** Begin DATASET EXCERPTS **

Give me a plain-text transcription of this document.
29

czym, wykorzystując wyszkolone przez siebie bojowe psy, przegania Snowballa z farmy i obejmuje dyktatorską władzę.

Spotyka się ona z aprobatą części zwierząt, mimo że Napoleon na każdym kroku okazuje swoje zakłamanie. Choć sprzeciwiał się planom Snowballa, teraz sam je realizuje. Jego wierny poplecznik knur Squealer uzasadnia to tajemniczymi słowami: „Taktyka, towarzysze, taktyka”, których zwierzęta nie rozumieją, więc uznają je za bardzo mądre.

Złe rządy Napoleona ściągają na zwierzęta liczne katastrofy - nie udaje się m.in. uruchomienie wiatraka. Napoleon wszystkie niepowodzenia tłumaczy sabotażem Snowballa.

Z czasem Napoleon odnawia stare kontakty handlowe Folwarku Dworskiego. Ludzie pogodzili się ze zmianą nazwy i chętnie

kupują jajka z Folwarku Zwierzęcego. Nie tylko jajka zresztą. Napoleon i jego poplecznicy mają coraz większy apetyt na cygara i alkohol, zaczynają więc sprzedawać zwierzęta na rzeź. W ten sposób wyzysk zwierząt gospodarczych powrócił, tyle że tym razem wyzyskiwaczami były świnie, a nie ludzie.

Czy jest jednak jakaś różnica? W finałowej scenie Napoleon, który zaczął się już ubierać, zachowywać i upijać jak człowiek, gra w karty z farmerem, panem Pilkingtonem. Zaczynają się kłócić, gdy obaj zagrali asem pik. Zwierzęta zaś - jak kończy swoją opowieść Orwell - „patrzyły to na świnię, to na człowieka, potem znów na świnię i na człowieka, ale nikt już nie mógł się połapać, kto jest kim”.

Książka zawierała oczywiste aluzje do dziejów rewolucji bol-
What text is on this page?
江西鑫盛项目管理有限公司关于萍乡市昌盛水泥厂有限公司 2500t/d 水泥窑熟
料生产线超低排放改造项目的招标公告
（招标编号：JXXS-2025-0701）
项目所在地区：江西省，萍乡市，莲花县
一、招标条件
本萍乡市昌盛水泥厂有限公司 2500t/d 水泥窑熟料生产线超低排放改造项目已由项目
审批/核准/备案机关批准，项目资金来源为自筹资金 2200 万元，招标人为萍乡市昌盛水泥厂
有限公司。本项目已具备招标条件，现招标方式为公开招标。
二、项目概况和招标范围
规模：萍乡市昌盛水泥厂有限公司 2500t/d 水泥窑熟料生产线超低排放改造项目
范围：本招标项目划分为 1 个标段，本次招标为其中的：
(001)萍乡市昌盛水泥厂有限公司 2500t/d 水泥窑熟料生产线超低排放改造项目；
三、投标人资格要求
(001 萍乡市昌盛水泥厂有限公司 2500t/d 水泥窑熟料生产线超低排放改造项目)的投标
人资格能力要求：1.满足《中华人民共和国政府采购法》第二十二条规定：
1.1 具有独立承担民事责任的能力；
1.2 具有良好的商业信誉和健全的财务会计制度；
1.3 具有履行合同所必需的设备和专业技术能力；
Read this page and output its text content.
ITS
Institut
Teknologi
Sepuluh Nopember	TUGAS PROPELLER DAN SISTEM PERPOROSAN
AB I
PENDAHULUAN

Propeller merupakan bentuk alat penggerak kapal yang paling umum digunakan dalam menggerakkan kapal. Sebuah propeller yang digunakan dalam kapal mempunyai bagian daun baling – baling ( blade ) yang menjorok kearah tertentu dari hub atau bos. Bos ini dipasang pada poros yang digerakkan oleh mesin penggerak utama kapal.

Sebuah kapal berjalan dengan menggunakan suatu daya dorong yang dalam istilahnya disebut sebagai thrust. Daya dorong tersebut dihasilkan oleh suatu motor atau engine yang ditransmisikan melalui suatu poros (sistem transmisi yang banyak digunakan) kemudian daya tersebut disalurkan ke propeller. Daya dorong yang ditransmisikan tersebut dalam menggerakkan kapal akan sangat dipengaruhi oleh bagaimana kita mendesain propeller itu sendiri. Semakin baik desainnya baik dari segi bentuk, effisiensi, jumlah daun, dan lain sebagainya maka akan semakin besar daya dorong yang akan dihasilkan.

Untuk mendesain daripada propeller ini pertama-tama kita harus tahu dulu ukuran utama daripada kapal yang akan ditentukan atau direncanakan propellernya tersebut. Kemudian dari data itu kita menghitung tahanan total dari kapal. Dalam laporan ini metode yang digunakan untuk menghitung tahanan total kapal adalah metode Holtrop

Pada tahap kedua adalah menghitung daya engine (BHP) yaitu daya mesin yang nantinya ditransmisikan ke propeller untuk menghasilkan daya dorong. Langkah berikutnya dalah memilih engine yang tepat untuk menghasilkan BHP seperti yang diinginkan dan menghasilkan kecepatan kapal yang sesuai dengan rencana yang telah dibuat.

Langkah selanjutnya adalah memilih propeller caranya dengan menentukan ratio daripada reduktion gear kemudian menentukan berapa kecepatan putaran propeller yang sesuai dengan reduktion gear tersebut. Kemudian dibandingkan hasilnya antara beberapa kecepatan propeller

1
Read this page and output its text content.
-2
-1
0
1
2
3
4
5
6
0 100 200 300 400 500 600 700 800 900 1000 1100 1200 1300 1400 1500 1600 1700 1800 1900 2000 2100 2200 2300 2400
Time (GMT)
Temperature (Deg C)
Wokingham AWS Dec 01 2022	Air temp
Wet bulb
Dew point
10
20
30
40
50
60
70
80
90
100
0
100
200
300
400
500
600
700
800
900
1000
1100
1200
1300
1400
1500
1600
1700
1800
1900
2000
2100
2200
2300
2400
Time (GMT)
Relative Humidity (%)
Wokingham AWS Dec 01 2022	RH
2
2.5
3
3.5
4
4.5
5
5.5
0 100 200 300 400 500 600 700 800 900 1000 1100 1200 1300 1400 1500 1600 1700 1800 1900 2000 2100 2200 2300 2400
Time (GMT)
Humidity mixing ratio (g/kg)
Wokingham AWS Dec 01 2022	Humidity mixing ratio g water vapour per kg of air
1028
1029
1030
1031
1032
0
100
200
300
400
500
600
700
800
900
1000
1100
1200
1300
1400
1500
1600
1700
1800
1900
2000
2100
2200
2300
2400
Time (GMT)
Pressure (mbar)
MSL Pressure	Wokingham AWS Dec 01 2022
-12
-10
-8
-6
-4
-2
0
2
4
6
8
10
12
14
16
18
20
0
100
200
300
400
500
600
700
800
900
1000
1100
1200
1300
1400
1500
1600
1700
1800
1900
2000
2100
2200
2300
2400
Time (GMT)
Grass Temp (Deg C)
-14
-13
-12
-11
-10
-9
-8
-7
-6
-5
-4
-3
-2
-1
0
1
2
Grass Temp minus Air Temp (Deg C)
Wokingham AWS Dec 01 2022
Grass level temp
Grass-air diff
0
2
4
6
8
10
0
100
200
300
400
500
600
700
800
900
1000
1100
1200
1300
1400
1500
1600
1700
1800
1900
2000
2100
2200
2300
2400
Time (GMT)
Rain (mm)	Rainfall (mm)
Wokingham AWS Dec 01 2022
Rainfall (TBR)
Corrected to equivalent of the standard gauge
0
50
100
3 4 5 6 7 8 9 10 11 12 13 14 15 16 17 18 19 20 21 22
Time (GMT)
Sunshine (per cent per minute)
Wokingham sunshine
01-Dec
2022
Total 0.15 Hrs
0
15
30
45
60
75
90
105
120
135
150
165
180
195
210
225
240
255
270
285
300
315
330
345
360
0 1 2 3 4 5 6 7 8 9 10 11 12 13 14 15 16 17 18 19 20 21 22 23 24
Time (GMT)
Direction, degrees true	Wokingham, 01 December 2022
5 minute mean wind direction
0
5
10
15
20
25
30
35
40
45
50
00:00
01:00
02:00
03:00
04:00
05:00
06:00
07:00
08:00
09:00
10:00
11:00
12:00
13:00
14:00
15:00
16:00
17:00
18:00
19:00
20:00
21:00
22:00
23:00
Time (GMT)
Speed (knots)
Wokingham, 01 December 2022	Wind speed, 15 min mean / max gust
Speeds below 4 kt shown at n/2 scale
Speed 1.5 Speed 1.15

** End DATASET EXCERPTS **

WORK REQUIRED | From the data above, copy each line where the string "Wokingham" appears.

RESULT |
Wokingham AWS Dec 01 2022	Air temp
Wokingham AWS Dec 01 2022	RH
Wokingham AWS Dec 01 2022	Humidity mixing ratio g water vapour per kg of air
MSL Pressure	Wokingham AWS Dec 01 2022
Wokingham AWS Dec 01 2022
Wokingham AWS Dec 01 2022
Wokingham sunshine
Direction, degrees true	Wokingham, 01 December 2022
Wokingham, 01 December 2022	Wind speed, 15 min mean / max gust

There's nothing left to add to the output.